■ Instruction ■
Below are entries. Pull out all lines containing "this".

※ ※ ※

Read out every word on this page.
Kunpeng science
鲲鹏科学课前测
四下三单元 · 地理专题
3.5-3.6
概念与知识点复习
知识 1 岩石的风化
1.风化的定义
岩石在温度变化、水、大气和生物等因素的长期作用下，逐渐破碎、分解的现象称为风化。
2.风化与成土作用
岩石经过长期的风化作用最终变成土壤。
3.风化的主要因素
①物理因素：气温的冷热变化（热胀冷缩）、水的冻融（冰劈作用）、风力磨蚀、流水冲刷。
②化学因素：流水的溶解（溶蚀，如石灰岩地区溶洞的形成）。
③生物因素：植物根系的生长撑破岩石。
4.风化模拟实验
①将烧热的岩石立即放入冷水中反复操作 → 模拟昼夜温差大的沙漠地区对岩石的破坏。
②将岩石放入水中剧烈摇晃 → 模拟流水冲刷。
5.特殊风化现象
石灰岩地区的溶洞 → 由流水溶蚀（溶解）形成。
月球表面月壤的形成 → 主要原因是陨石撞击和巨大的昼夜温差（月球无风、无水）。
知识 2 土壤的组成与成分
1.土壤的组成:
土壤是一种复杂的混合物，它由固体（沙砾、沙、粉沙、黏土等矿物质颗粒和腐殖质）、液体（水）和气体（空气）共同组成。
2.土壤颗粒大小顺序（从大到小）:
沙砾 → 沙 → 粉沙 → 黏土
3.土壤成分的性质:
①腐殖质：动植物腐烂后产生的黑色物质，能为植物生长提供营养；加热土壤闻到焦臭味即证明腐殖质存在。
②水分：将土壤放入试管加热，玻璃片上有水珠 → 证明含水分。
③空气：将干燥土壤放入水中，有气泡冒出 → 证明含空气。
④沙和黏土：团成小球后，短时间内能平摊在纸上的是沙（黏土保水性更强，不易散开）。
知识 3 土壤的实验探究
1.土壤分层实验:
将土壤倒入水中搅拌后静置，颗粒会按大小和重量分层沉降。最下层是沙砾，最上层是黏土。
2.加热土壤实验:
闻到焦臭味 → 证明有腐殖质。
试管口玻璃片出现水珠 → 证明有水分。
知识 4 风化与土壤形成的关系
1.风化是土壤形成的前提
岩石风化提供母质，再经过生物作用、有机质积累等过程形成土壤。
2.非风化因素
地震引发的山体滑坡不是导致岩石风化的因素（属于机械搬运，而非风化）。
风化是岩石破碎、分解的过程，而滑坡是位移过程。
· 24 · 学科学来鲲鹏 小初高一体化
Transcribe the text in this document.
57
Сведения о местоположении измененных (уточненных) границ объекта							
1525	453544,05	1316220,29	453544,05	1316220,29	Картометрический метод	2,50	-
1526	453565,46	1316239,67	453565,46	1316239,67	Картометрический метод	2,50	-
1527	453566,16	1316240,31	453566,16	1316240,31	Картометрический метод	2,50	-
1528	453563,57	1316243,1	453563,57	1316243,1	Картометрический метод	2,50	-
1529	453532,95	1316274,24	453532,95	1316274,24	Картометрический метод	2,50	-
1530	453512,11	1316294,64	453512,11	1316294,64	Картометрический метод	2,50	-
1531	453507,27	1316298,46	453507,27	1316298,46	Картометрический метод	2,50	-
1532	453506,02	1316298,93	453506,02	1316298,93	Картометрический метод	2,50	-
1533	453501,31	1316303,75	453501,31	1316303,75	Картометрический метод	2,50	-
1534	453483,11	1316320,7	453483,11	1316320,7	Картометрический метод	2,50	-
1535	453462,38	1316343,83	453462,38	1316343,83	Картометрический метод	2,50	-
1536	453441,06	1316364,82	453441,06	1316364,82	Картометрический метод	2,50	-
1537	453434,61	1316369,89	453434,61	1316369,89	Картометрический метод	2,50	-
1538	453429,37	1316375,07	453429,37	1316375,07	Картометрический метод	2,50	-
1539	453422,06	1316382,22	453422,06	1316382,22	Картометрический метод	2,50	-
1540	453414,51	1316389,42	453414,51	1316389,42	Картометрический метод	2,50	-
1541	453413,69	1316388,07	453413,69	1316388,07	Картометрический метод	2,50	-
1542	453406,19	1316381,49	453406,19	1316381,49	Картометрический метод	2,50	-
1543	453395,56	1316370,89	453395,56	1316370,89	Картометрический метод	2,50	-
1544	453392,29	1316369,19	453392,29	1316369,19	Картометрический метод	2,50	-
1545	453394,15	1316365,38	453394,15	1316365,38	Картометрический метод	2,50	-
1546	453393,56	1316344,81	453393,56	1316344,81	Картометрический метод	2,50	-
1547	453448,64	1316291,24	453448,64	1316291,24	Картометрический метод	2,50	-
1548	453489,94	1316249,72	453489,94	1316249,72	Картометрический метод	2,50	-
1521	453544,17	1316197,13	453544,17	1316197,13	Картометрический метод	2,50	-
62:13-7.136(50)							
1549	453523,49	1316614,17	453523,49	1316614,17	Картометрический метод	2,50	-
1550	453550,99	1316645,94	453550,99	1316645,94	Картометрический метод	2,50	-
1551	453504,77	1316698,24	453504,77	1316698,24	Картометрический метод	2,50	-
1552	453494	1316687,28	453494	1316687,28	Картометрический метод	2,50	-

※ ※ ※

■ Task result ■
Read out every word on this page.
Transcribe the text in this document.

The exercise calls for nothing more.